• [Task brief]:
Collect all lines from the listing that include the string "icon".

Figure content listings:
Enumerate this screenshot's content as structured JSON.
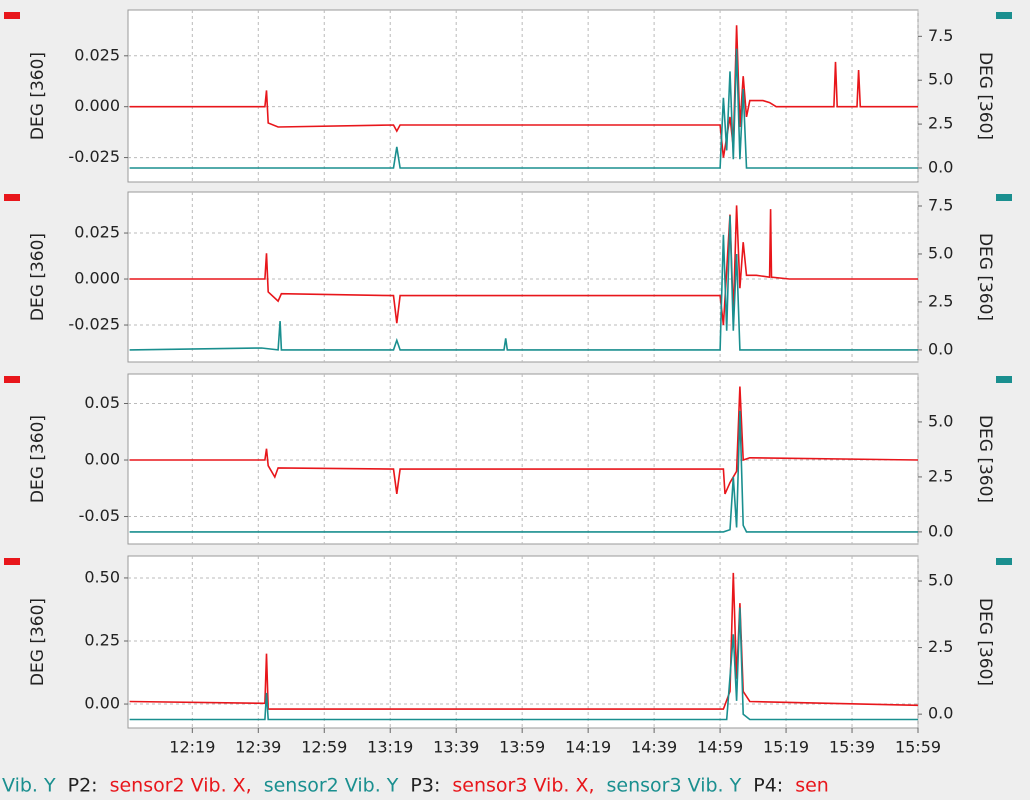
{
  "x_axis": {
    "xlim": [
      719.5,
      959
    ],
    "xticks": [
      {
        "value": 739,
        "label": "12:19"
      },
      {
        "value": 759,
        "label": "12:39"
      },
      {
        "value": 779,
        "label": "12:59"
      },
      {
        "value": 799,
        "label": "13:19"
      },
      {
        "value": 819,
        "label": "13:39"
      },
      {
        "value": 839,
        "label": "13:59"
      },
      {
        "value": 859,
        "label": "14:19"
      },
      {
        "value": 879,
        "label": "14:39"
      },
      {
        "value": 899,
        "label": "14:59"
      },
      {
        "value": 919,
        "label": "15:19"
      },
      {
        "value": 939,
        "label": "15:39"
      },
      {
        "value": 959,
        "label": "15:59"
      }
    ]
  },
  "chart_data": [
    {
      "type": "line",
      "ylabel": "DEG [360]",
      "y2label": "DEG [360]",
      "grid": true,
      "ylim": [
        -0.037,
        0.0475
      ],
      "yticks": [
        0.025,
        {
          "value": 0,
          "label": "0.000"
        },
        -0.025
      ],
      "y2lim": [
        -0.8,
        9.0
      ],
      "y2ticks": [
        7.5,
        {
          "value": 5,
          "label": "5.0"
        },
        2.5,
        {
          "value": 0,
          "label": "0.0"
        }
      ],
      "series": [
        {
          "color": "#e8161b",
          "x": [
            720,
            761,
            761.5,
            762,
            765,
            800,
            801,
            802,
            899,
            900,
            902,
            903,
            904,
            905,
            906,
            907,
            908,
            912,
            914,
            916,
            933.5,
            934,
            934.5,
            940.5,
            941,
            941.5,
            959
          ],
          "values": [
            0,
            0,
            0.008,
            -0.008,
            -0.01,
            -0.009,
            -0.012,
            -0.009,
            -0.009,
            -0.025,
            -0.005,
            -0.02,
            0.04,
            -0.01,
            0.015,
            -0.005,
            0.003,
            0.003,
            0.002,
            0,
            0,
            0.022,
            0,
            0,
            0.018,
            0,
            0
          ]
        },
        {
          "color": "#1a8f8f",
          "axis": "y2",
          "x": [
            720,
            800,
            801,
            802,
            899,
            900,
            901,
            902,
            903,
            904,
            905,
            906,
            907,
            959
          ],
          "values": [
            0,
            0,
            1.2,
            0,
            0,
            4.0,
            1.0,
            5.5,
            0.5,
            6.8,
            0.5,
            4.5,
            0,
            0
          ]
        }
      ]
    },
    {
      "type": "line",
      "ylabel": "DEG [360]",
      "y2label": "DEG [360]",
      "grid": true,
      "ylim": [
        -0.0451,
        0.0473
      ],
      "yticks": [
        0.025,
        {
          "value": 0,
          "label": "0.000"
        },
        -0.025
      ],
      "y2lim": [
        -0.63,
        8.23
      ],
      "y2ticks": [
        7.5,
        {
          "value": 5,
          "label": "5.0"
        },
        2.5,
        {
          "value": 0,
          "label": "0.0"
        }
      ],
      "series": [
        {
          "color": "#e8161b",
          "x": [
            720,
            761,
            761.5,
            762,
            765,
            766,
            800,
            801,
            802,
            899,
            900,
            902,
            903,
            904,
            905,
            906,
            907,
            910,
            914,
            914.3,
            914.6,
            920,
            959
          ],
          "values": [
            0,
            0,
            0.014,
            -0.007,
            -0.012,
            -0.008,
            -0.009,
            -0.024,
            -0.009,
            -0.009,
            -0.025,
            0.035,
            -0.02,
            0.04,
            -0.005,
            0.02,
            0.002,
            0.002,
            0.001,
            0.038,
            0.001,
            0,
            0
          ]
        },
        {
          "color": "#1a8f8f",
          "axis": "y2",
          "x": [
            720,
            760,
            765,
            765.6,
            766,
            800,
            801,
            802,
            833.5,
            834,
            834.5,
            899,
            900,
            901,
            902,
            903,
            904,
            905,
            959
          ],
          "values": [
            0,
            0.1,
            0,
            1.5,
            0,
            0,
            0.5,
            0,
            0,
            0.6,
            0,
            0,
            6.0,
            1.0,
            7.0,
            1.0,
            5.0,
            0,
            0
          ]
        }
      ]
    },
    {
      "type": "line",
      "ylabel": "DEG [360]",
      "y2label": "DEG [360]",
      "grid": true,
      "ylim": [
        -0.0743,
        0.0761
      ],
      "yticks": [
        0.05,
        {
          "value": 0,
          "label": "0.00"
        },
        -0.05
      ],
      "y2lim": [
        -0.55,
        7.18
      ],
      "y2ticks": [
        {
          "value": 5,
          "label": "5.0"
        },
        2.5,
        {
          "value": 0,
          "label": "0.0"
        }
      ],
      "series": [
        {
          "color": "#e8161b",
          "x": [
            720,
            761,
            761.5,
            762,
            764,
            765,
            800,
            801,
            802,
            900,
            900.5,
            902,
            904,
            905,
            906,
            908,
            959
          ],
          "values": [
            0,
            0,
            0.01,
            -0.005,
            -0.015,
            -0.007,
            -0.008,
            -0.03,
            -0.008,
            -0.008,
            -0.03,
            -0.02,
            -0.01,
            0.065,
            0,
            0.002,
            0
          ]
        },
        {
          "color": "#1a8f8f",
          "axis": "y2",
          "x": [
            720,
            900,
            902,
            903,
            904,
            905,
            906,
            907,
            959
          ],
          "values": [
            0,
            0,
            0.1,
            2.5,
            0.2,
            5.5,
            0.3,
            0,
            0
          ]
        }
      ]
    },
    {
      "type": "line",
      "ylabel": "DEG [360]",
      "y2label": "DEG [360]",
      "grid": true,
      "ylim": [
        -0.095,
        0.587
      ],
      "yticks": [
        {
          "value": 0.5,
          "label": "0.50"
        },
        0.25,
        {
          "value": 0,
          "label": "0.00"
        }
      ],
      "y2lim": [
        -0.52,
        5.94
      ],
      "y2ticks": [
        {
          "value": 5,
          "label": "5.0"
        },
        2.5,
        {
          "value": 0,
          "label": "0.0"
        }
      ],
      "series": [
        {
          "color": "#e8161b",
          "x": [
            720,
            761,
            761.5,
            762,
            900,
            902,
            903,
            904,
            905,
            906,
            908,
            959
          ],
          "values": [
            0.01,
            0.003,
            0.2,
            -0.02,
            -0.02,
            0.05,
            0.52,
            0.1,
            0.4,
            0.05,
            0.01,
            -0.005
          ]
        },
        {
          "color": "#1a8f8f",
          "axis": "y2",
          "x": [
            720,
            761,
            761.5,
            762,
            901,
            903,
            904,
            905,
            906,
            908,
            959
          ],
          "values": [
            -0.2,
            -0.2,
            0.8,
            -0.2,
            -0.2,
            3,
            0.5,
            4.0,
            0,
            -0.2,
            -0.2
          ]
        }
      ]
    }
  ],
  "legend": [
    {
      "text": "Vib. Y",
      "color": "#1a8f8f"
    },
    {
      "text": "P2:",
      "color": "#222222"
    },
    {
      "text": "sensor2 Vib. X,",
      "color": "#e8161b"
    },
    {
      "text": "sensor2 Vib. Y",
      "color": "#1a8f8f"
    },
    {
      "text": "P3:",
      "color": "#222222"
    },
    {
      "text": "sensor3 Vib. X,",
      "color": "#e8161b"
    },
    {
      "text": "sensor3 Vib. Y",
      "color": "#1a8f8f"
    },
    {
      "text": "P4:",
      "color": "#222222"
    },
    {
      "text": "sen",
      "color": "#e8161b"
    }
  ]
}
==
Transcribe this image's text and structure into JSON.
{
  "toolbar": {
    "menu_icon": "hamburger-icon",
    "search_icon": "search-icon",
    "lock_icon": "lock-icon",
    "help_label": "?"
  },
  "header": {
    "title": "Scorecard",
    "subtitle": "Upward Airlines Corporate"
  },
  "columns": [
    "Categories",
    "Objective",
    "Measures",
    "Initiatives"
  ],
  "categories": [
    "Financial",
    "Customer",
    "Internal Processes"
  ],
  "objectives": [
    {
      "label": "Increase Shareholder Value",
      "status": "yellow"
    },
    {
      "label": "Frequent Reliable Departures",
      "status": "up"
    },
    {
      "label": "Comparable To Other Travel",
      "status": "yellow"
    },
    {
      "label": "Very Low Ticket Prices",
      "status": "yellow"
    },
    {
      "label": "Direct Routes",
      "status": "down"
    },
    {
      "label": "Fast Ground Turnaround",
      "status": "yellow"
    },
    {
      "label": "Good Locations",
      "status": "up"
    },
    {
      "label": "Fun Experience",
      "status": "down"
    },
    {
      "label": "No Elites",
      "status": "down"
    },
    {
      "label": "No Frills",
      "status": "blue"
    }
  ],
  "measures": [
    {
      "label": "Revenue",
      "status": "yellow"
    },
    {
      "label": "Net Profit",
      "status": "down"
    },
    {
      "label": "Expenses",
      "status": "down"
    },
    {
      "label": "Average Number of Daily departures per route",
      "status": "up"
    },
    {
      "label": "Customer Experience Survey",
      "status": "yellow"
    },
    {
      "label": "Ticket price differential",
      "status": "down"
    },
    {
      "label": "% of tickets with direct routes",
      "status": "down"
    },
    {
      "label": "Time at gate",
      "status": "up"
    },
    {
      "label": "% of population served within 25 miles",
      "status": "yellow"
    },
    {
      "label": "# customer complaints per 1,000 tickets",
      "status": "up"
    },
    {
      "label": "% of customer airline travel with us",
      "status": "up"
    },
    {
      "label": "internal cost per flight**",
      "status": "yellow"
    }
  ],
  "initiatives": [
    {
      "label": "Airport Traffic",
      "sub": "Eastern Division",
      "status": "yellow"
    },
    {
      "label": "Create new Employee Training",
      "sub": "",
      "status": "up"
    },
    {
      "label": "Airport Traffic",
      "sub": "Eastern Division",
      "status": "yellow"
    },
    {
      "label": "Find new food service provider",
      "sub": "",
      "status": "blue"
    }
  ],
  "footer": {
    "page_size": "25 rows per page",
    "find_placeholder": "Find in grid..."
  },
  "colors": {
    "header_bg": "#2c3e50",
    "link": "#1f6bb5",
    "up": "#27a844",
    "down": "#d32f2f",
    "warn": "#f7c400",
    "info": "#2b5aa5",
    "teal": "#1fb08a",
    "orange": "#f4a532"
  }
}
--
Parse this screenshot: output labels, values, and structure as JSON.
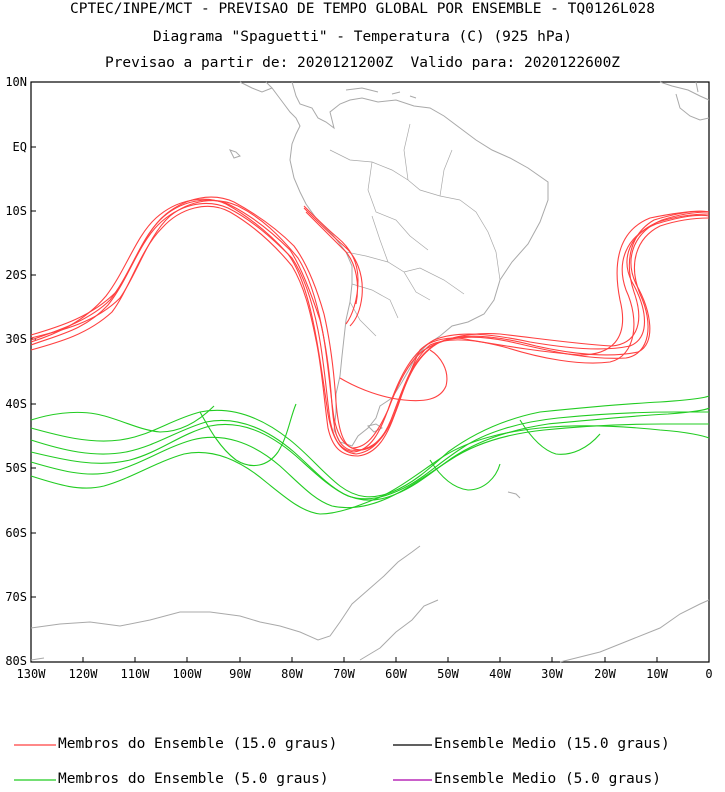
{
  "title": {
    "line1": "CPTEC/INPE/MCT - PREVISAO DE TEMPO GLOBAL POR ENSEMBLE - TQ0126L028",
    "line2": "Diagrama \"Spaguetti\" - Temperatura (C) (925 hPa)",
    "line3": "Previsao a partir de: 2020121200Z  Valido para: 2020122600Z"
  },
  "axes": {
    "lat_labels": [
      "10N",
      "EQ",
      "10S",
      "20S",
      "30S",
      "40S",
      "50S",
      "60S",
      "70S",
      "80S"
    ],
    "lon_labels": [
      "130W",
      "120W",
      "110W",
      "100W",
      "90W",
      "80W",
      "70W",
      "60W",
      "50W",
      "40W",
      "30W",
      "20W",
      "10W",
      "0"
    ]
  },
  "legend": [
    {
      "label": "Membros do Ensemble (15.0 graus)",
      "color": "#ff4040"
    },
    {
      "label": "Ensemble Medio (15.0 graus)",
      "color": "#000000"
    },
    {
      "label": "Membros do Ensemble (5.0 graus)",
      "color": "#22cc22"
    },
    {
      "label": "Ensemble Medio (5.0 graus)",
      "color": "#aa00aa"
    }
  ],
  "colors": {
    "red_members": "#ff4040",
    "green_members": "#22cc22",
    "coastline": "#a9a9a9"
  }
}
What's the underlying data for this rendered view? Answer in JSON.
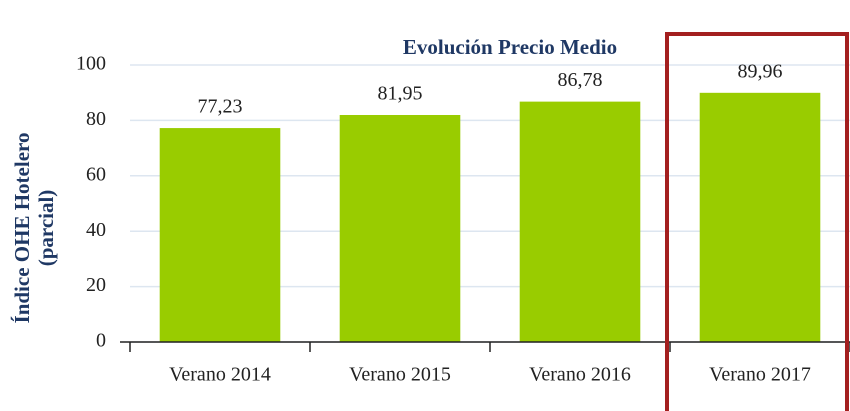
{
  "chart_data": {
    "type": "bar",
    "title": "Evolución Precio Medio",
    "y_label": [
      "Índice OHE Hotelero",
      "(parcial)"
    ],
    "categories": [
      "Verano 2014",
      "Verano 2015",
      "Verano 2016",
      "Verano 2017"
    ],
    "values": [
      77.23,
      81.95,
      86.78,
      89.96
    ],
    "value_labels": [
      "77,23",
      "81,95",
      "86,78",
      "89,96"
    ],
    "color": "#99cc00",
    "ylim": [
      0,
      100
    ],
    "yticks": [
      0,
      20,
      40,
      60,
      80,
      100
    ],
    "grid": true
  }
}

• [Complete output]:
    "menu_icon": "hamburger-icon",
    "search_icon": "search-icon",
    "lock_icon": "lock-icon",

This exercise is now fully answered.